**RECORD LIST:**
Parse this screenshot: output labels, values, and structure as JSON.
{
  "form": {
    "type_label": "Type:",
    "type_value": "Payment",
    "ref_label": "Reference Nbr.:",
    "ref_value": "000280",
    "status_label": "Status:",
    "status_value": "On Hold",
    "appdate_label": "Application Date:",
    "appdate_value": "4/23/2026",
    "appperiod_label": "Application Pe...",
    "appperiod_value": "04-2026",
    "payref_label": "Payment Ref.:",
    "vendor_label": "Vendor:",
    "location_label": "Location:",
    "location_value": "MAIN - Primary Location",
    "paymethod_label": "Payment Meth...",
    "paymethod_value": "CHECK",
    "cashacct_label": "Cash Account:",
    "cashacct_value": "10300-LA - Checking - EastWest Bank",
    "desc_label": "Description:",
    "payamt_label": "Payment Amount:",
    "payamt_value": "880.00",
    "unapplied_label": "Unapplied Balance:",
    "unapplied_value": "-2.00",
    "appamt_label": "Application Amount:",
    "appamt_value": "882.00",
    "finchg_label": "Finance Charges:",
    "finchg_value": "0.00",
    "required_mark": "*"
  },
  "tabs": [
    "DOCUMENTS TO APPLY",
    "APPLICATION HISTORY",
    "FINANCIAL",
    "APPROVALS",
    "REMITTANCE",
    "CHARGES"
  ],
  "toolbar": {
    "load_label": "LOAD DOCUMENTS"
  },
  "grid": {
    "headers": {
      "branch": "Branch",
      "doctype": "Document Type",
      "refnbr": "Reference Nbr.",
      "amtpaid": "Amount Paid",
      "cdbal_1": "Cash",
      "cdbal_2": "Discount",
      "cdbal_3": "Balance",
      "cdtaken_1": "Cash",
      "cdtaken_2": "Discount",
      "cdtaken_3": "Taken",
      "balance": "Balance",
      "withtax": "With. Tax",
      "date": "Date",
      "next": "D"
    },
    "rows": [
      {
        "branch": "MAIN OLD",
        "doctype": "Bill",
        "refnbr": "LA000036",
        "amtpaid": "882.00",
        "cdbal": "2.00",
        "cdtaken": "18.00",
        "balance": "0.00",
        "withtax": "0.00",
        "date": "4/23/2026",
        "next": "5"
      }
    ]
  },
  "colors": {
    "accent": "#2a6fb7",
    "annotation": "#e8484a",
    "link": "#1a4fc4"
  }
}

**TASK BRIEF:** Extract every record. Keep wording exact.

**SOLVED PROBLEM:**
Parse this screenshot: output labels, values, and structure as JSON.
{
  "form": {
    "type_label": "Type:",
    "type_value": "Payment",
    "ref_label": "Reference Nbr.:",
    "ref_value": "000280",
    "status_label": "Status:",
    "status_value": "On Hold",
    "appdate_label": "Application Date:",
    "appdate_value": "4/23/2026",
    "appperiod_label": "Application Pe...",
    "appperiod_value": "04-2026",
    "payref_label": "Payment Ref.:",
    "vendor_label": "Vendor:",
    "location_label": "Location:",
    "location_value": "MAIN - Primary Location",
    "paymethod_label": "Payment Meth...",
    "paymethod_value": "CHECK",
    "cashacct_label": "Cash Account:",
    "cashacct_value": "10300-LA - Checking - EastWest Bank",
    "desc_label": "Description:",
    "payamt_label": "Payment Amount:",
    "payamt_value": "880.00",
    "unapplied_label": "Unapplied Balance:",
    "unapplied_value": "-2.00",
    "appamt_label": "Application Amount:",
    "appamt_value": "882.00",
    "finchg_label": "Finance Charges:",
    "finchg_value": "0.00",
    "required_mark": "*"
  },
  "tabs": [
    "DOCUMENTS TO APPLY",
    "APPLICATION HISTORY",
    "FINANCIAL",
    "APPROVALS",
    "REMITTANCE",
    "CHARGES"
  ],
  "toolbar": {
    "load_label": "LOAD DOCUMENTS"
  },
  "grid": {
    "headers": {
      "branch": "Branch",
      "doctype": "Document Type",
      "refnbr": "Reference Nbr.",
      "amtpaid": "Amount Paid",
      "cdbal_1": "Cash",
      "cdbal_2": "Discount",
      "cdbal_3": "Balance",
      "cdtaken_1": "Cash",
      "cdtaken_2": "Discount",
      "cdtaken_3": "Taken",
      "balance": "Balance",
      "withtax": "With. Tax",
      "date": "Date",
      "next": "D"
    },
    "rows": [
      {
        "branch": "MAIN OLD",
        "doctype": "Bill",
        "refnbr": "LA000036",
        "amtpaid": "882.00",
        "cdbal": "2.00",
        "cdtaken": "18.00",
        "balance": "0.00",
        "withtax": "0.00",
        "date": "4/23/2026",
        "next": "5"
      }
    ]
  },
  "colors": {
    "accent": "#2a6fb7",
    "annotation": "#e8484a",
    "link": "#1a4fc4"
  }
}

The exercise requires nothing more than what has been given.